Which lines in the records below contain the word "title"? Copy each of them.
## Begin Supplied material
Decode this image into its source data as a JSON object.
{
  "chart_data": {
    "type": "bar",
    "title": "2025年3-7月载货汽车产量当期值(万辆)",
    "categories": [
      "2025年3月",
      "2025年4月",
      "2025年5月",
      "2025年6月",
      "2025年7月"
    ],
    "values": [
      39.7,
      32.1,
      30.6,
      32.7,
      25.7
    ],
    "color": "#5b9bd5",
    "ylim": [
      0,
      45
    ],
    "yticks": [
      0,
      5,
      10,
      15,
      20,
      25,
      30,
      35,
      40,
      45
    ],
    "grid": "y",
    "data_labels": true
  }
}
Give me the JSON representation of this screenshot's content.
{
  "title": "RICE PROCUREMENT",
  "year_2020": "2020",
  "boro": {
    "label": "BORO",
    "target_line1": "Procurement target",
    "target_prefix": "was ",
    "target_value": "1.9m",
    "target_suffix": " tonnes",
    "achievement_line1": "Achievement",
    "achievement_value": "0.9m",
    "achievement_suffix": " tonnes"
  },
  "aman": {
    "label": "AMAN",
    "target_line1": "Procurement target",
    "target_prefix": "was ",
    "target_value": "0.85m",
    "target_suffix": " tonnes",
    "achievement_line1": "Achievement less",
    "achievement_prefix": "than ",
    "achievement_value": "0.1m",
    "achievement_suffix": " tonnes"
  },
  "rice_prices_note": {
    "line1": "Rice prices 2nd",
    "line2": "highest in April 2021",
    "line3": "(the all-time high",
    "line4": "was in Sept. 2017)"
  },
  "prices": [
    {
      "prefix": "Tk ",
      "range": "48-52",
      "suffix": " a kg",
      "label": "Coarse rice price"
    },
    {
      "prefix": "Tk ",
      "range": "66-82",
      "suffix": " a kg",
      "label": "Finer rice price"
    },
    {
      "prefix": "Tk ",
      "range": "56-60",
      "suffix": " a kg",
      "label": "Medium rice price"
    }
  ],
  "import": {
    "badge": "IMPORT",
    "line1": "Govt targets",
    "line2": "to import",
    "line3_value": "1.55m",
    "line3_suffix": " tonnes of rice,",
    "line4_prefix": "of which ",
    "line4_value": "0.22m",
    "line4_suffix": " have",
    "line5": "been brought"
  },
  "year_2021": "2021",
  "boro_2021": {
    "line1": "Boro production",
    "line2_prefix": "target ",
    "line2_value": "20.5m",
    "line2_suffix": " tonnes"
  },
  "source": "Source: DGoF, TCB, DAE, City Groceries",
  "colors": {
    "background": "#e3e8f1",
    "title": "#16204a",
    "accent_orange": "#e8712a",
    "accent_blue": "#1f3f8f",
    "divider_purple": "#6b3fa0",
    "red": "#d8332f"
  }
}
## End Supplied material
§ **Task answer**
    "title": "2025年3-7月载货汽车产量当期值(万辆)",
  "title": "RICE PROCUREMENT",
    "title": "#16204a",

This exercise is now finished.